### Page text
** start **
More involved aggregation scenarios entail the linking of parameter objects with security filters to implement more granular access restrictions for the system. It is significant to note that the object repository takes advantage of clustering, load balancing, and scalability technologies inherent to some existing enterprise applications, such as Crystal Enterprise, sold by Business Objects Americas, Inc., San Jose, Calif. The repository is not single file based and is capable of housing functions, text, images, and other objects (outside of metadata specific objects). The implementation makes it possible for a metadata services solution to achieve a level of scaling well beyond what is offered by existing solutions.
The metadata service technique of the invention makes it possible for administrators to cross heterogeneous data sources: OLAP, relational, flat file, and most other underlying data stores can be mapped collectively to provide users with a universal data access framework. It is important to note again that the technique of the invention does not produce data. In other words, the technique of the invention does not aggregate corporate data stores into a proprietary, unified repository. Rather, it serves as a lens to provide a view of the corporate information landscape. That is, it establishes only an abstract data structure that, in essence, is a structured summary of the source data.
A key differentiating feature of the methodology of the invention is that it does not impose any constraints on the shape of a resultant data map. Instead, the system automatically and dynamically determines the best shape of data based upon the query. More traditional business intelligence vendor solutions restrict data abstractions to either multi-dimensional or relational data sets, but not both, and the option to choose otherwise is generally not available given the underlying architecture of such systems.
The invention provides a vehicle for the effective abstraction of an organization's disparate data sources. In addition, the invention provides a robust data security module, which makes it possible to easily define row and column restrictions for aggregate data views. The invention also unifies relational and OLAP data models and therefore provides universal data access, regardless of the underlying data source.
The invention allows corporate users to bring together data from multiple data collection platforms across application boundaries so that the differences in data resolution, coverage, and structure between collection methods are eliminated. In addition, it is now possible for users to add any necessary business context to the aggregated data abstraction, including consistent definitions of corporate hierarchy or customer information.
As shown in
The metadata view module 100 defines a hierarchy of objects used by content designers to affect the retrieval of all required data from an organization's data stores. The following discussion illustrates the operation of the metadata view module 100.
Data connections, implemented with the data connection module 312, specify and define the underlying data sources. They are, for example, connection objects to both relational and OLAP sources. Each data connection object contains information that describes the physical data source, such as the server and data being accessed, the logon credentials (optional), and the type of server being accessed.
A dynamic data connection, also implemented with the data connection module 312, is a collection of pointers to various data connections. An administrator or user is able to select the data connection or data connections to use through a parameter. This means that a report can point to a different underlying data source based on user name, locale, or via a user defined parameter.
One scenario involves the migration of data from a development system to a test system, and finally, to a production system. In this scenario, a report is run against a development system, and then, when the data is migrated to a test system, the same report is run against the test system's data. The only change required is that the dynamic data connection's settings must be updated so that it points to the test system's data connection. Finally, when the test system's data is migrated to the production system, the same report can again be run against the production system. This is important to enterprise customers because reports and reporting systems are typically considered custom code and are migrated via version control systems, and it is important that reports not require a design change during the migration process, otherwise the QA validation process could be bypassed.
** end **
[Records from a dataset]
** start **
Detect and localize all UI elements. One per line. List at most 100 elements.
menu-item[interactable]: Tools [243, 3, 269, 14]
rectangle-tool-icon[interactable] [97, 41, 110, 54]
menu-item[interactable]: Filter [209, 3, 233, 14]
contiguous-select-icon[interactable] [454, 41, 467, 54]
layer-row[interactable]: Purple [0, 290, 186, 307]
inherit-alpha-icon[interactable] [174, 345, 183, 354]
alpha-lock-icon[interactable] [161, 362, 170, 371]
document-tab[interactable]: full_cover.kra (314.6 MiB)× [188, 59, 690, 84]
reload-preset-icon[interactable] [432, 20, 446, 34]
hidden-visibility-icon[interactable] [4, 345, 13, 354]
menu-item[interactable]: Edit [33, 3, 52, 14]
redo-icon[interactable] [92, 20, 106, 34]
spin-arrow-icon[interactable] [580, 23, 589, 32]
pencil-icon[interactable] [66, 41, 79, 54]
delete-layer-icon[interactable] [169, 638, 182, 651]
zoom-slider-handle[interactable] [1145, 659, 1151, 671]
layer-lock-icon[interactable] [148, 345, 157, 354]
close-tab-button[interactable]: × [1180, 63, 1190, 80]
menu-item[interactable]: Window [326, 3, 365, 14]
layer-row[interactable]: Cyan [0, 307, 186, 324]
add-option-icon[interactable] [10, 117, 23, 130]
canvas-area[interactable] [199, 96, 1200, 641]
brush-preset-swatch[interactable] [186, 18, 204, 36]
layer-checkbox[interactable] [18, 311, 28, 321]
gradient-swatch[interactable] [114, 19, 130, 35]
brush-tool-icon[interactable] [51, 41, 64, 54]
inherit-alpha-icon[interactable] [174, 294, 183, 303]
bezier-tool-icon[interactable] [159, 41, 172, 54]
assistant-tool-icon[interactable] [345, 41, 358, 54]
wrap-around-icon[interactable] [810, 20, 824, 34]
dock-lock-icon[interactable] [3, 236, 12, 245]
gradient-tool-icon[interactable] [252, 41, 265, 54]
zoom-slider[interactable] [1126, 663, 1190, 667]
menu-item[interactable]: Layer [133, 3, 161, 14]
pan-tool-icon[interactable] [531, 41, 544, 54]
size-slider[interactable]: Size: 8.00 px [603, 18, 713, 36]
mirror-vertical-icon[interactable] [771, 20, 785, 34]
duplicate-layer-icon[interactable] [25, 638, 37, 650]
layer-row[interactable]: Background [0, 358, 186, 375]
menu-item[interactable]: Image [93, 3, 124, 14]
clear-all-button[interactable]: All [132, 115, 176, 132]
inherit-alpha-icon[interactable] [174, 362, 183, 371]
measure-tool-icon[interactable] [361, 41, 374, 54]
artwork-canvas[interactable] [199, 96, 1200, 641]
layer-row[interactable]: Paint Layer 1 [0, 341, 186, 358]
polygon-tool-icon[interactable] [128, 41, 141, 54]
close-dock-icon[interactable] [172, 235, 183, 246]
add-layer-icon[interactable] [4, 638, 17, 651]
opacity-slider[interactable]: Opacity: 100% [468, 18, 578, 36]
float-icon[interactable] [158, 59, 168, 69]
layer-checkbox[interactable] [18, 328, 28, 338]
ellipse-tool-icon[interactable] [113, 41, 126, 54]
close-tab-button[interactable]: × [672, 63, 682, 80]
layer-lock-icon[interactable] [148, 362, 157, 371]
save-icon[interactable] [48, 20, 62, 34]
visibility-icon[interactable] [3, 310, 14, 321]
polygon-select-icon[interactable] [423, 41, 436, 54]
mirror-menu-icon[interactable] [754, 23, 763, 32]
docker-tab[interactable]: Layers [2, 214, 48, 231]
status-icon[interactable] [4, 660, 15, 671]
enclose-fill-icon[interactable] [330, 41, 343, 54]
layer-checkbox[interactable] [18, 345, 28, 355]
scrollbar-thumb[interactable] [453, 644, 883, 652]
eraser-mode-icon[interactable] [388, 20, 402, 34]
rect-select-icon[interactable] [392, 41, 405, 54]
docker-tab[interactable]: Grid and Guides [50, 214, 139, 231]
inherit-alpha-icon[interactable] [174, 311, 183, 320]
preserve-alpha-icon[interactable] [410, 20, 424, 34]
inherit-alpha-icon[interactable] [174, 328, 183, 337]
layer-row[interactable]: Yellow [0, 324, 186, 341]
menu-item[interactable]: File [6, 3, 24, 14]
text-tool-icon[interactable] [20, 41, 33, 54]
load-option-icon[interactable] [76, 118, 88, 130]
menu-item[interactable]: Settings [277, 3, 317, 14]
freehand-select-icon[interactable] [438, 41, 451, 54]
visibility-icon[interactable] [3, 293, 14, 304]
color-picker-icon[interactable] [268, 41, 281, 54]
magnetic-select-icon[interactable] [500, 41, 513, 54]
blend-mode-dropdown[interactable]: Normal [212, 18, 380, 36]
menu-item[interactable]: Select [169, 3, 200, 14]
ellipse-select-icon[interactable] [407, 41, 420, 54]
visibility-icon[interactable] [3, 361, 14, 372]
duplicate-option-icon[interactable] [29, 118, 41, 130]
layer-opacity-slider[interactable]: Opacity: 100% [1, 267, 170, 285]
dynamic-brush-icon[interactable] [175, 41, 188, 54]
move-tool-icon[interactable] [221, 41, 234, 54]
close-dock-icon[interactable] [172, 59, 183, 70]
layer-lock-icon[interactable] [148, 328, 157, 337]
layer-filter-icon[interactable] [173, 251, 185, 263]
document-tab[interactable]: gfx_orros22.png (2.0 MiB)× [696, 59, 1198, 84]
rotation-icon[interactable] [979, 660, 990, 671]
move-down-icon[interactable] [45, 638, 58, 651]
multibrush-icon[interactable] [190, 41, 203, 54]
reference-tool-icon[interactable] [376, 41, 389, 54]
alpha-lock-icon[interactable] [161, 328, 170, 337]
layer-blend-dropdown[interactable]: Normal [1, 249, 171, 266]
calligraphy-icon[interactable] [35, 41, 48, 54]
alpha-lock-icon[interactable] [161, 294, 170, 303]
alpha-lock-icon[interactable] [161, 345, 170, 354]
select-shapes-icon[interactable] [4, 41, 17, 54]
** end **
### Written instruction 1
Using the metadata services text, say whether each statement agrees with it, answering yes or no and quoting the deciding words: (a) The system determines the shape of data automatically, based on the query. (b) The repository is built on a single file. (c) A dynamic data connection is a collection of pointers to various data connections.
### Written instruction 2
Output the stretch of the entries from their start through the line containing "layer-checkbox[interactable] [18, 311, 28, 321]", copying every line without change.

### Correct result 1
(a) Yes: "the system automatically and dynamically determines the best shape of data based upon the query."
(b) No: "The repository is not single file based"
(c) Yes: "A dynamic data connection, also implemented with the data connection module 312, is a collection of pointers to various data connections."

### Correct result 2
Detect and localize all UI elements. One per line. List at most 100 elements.
menu-item[interactable]: Tools [243, 3, 269, 14]
rectangle-tool-icon[interactable] [97, 41, 110, 54]
menu-item[interactable]: Filter [209, 3, 233, 14]
contiguous-select-icon[interactable] [454, 41, 467, 54]
layer-row[interactable]: Purple [0, 290, 186, 307]
inherit-alpha-icon[interactable] [174, 345, 183, 354]
alpha-lock-icon[interactable] [161, 362, 170, 371]
document-tab[interactable]: full_cover.kra (314.6 MiB)× [188, 59, 690, 84]
reload-preset-icon[interactable] [432, 20, 446, 34]
hidden-visibility-icon[interactable] [4, 345, 13, 354]
menu-item[interactable]: Edit [33, 3, 52, 14]
redo-icon[interactable] [92, 20, 106, 34]
spin-arrow-icon[interactable] [580, 23, 589, 32]
pencil-icon[interactable] [66, 41, 79, 54]
delete-layer-icon[interactable] [169, 638, 182, 651]
zoom-slider-handle[interactable] [1145, 659, 1151, 671]
layer-lock-icon[interactable] [148, 345, 157, 354]
close-tab-button[interactable]: × [1180, 63, 1190, 80]
menu-item[interactable]: Window [326, 3, 365, 14]
layer-row[interactable]: Cyan [0, 307, 186, 324]
add-option-icon[interactable] [10, 117, 23, 130]
canvas-area[interactable] [199, 96, 1200, 641]
brush-preset-swatch[interactable] [186, 18, 204, 36]
layer-checkbox[interactable] [18, 311, 28, 321]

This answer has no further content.